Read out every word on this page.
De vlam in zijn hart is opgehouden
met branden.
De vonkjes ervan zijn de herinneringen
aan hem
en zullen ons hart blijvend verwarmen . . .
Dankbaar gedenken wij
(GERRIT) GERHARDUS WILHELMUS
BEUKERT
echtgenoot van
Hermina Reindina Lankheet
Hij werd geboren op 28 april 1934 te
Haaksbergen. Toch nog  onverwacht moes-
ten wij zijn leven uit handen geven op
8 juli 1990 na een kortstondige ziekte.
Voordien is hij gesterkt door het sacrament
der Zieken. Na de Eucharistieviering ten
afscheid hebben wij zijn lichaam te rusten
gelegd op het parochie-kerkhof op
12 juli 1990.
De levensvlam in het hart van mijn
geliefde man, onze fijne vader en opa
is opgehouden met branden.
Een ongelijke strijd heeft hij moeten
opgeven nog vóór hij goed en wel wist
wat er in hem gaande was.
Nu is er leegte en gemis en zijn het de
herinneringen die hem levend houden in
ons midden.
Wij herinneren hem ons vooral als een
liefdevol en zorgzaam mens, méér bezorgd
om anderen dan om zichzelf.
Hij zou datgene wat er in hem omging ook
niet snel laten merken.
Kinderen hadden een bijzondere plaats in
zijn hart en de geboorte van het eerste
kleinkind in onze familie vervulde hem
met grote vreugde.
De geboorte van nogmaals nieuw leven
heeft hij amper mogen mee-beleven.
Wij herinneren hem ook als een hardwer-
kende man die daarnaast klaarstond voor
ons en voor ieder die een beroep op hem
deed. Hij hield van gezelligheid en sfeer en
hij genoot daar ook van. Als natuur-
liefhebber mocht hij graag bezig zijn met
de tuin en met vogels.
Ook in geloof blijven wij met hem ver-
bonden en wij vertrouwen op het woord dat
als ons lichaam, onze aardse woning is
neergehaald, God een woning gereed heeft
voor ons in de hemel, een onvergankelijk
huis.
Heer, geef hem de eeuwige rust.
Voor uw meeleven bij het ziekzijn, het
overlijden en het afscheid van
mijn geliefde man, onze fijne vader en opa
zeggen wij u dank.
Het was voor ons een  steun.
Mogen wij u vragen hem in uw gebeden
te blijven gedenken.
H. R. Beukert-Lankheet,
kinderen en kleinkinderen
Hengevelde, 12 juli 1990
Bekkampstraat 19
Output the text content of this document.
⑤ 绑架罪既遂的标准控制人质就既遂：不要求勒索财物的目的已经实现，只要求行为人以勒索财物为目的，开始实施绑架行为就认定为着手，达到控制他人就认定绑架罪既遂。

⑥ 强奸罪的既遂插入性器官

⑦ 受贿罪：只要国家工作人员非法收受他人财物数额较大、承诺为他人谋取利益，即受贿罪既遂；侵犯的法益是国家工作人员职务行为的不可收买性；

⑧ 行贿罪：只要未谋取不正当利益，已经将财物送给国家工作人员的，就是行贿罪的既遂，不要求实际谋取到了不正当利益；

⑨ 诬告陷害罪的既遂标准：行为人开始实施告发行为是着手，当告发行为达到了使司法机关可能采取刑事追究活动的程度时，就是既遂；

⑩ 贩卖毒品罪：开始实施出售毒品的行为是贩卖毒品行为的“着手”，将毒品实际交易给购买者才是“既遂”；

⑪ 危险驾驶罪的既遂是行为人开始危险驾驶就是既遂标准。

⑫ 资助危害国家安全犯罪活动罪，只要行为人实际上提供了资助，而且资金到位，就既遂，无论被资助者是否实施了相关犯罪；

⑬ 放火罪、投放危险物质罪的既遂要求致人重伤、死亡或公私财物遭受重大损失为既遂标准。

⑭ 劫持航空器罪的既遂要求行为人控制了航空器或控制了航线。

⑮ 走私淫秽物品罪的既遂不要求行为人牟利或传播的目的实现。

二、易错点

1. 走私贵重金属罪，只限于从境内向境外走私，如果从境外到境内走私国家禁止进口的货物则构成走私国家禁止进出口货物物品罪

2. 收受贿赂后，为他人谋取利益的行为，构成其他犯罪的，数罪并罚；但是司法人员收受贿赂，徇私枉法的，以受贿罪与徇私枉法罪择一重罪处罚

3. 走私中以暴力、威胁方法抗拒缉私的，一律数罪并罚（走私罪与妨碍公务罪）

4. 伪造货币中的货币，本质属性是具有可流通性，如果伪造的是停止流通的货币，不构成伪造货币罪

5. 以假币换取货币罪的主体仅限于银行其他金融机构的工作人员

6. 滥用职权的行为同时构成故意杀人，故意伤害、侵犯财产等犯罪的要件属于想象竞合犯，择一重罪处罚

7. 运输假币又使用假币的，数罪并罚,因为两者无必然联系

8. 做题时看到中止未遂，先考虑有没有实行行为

________________________________________

*EXERCISE GOAL:* Repeat the data above, word for word.

*SOLVED EXERCISE:*
Read out every word on this page.
De vlam in zijn hart is opgehouden
met branden.
De vonkjes ervan zijn de herinneringen
aan hem
en zullen ons hart blijvend verwarmen . . .
Dankbaar gedenken wij
(GERRIT) GERHARDUS WILHELMUS
BEUKERT
echtgenoot van
Hermina Reindina Lankheet
Hij werd geboren op 28 april 1934 te
Haaksbergen. Toch nog  onverwacht moes-
ten wij zijn leven uit handen geven op
8 juli 1990 na een kortstondige ziekte.
Voordien is hij gesterkt door het sacrament
der Zieken. Na de Eucharistieviering ten
afscheid hebben wij zijn lichaam te rusten
gelegd op het parochie-kerkhof op
12 juli 1990.
De levensvlam in het hart van mijn
geliefde man, onze fijne vader en opa
is opgehouden met branden.
Een ongelijke strijd heeft hij moeten
opgeven nog vóór hij goed en wel wist
wat er in hem gaande was.
Nu is er leegte en gemis en zijn het de
herinneringen die hem levend houden in
ons midden.
Wij herinneren hem ons vooral als een
liefdevol en zorgzaam mens, méér bezorgd
om anderen dan om zichzelf.
Hij zou datgene wat er in hem omging ook
niet snel laten merken.
Kinderen hadden een bijzondere plaats in
zijn hart en de geboorte van het eerste
kleinkind in onze familie vervulde hem
met grote vreugde.
De geboorte van nogmaals nieuw leven
heeft hij amper mogen mee-beleven.
Wij herinneren hem ook als een hardwer-
kende man die daarnaast klaarstond voor
ons en voor ieder die een beroep op hem
deed. Hij hield van gezelligheid en sfeer en
hij genoot daar ook van. Als natuur-
liefhebber mocht hij graag bezig zijn met
de tuin en met vogels.
Ook in geloof blijven wij met hem ver-
bonden en wij vertrouwen op het woord dat
als ons lichaam, onze aardse woning is
neergehaald, God een woning gereed heeft
voor ons in de hemel, een onvergankelijk
huis.
Heer, geef hem de eeuwige rust.
Voor uw meeleven bij het ziekzijn, het
overlijden en het afscheid van
mijn geliefde man, onze fijne vader en opa
zeggen wij u dank.
Het was voor ons een  steun.
Mogen wij u vragen hem in uw gebeden
te blijven gedenken.
H. R. Beukert-Lankheet,
kinderen en kleinkinderen
Hengevelde, 12 juli 1990
Bekkampstraat 19
Output the text content of this document.
⑤ 绑架罪既遂的标准控制人质就既遂：不要求勒索财物的目的已经实现，只要求行为人以勒索财物为目的，开始实施绑架行为就认定为着手，达到控制他人就认定绑架罪既遂。

⑥ 强奸罪的既遂插入性器官

⑦ 受贿罪：只要国家工作人员非法收受他人财物数额较大、承诺为他人谋取利益，即受贿罪既遂；侵犯的法益是国家工作人员职务行为的不可收买性；

⑧ 行贿罪：只要未谋取不正当利益，已经将财物送给国家工作人员的，就是行贿罪的既遂，不要求实际谋取到了不正当利益；

⑨ 诬告陷害罪的既遂标准：行为人开始实施告发行为是着手，当告发行为达到了使司法机关可能采取刑事追究活动的程度时，就是既遂；

⑩ 贩卖毒品罪：开始实施出售毒品的行为是贩卖毒品行为的“着手”，将毒品实际交易给购买者才是“既遂”；

⑪ 危险驾驶罪的既遂是行为人开始危险驾驶就是既遂标准。

⑫ 资助危害国家安全犯罪活动罪，只要行为人实际上提供了资助，而且资金到位，就既遂，无论被资助者是否实施了相关犯罪；

⑬ 放火罪、投放危险物质罪的既遂要求致人重伤、死亡或公私财物遭受重大损失为既遂标准。

⑭ 劫持航空器罪的既遂要求行为人控制了航空器或控制了航线。

⑮ 走私淫秽物品罪的既遂不要求行为人牟利或传播的目的实现。

二、易错点

1. 走私贵重金属罪，只限于从境内向境外走私，如果从境外到境内走私国家禁止进口的货物则构成走私国家禁止进出口货物物品罪

2. 收受贿赂后，为他人谋取利益的行为，构成其他犯罪的，数罪并罚；但是司法人员收受贿赂，徇私枉法的，以受贿罪与徇私枉法罪择一重罪处罚

3. 走私中以暴力、威胁方法抗拒缉私的，一律数罪并罚（走私罪与妨碍公务罪）

4. 伪造货币中的货币，本质属性是具有可流通性，如果伪造的是停止流通的货币，不构成伪造货币罪

5. 以假币换取货币罪的主体仅限于银行其他金融机构的工作人员

6. 滥用职权的行为同时构成故意杀人，故意伤害、侵犯财产等犯罪的要件属于想象竞合犯，择一重罪处罚

7. 运输假币又使用假币的，数罪并罚,因为两者无必然联系

8. 做题时看到中止未遂，先考虑有没有实行行为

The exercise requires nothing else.